§ **Aim of the exercise**
Repeat the material exactly, leaving nothing out.

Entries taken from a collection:
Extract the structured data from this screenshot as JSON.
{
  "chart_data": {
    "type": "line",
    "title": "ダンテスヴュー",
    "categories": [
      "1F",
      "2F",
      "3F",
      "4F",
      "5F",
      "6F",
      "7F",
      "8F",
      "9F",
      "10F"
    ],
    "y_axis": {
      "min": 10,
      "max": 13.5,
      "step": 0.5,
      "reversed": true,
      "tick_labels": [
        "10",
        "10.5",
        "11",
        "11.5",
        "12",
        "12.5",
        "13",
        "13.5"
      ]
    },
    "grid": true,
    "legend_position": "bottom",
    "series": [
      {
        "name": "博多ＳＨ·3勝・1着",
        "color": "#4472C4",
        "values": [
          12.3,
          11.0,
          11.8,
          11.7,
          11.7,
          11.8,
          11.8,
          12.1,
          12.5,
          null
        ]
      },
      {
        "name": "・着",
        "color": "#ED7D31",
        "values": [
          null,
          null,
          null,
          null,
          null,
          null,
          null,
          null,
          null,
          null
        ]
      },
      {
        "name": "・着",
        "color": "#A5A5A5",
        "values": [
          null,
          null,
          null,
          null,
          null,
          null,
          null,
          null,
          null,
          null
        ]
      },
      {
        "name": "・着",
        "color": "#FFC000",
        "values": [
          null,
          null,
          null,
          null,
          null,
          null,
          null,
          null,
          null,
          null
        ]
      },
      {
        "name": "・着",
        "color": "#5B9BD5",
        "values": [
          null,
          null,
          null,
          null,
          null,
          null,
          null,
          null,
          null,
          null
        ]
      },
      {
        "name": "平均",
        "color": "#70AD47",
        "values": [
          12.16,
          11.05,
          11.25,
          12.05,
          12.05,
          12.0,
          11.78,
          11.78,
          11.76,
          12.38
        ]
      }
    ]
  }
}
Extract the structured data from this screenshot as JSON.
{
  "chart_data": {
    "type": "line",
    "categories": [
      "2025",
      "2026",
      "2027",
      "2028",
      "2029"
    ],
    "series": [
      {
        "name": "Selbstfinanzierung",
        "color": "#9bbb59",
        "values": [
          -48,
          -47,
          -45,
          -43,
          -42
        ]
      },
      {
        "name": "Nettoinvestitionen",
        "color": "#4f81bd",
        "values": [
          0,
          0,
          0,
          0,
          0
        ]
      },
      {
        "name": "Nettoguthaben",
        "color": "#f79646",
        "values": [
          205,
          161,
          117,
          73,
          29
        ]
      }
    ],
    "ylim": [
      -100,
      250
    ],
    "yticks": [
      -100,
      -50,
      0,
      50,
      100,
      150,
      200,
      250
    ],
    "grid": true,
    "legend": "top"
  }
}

§ **Exercise solution**
Extract the structured data from this screenshot as JSON.
{
  "chart_data": {
    "type": "line",
    "title": "ダンテスヴュー",
    "categories": [
      "1F",
      "2F",
      "3F",
      "4F",
      "5F",
      "6F",
      "7F",
      "8F",
      "9F",
      "10F"
    ],
    "y_axis": {
      "min": 10,
      "max": 13.5,
      "step": 0.5,
      "reversed": true,
      "tick_labels": [
        "10",
        "10.5",
        "11",
        "11.5",
        "12",
        "12.5",
        "13",
        "13.5"
      ]
    },
    "grid": true,
    "legend_position": "bottom",
    "series": [
      {
        "name": "博多ＳＨ·3勝・1着",
        "color": "#4472C4",
        "values": [
          12.3,
          11.0,
          11.8,
          11.7,
          11.7,
          11.8,
          11.8,
          12.1,
          12.5,
          null
        ]
      },
      {
        "name": "・着",
        "color": "#ED7D31",
        "values": [
          null,
          null,
          null,
          null,
          null,
          null,
          null,
          null,
          null,
          null
        ]
      },
      {
        "name": "・着",
        "color": "#A5A5A5",
        "values": [
          null,
          null,
          null,
          null,
          null,
          null,
          null,
          null,
          null,
          null
        ]
      },
      {
        "name": "・着",
        "color": "#FFC000",
        "values": [
          null,
          null,
          null,
          null,
          null,
          null,
          null,
          null,
          null,
          null
        ]
      },
      {
        "name": "・着",
        "color": "#5B9BD5",
        "values": [
          null,
          null,
          null,
          null,
          null,
          null,
          null,
          null,
          null,
          null
        ]
      },
      {
        "name": "平均",
        "color": "#70AD47",
        "values": [
          12.16,
          11.05,
          11.25,
          12.05,
          12.05,
          12.0,
          11.78,
          11.78,
          11.76,
          12.38
        ]
      }
    ]
  }
}
Extract the structured data from this screenshot as JSON.
{
  "chart_data": {
    "type": "line",
    "categories": [
      "2025",
      "2026",
      "2027",
      "2028",
      "2029"
    ],
    "series": [
      {
        "name": "Selbstfinanzierung",
        "color": "#9bbb59",
        "values": [
          -48,
          -47,
          -45,
          -43,
          -42
        ]
      },
      {
        "name": "Nettoinvestitionen",
        "color": "#4f81bd",
        "values": [
          0,
          0,
          0,
          0,
          0
        ]
      },
      {
        "name": "Nettoguthaben",
        "color": "#f79646",
        "values": [
          205,
          161,
          117,
          73,
          29
        ]
      }
    ],
    "ylim": [
      -100,
      250
    ],
    "yticks": [
      -100,
      -50,
      0,
      50,
      100,
      150,
      200,
      250
    ],
    "grid": true,
    "legend": "top"
  }
}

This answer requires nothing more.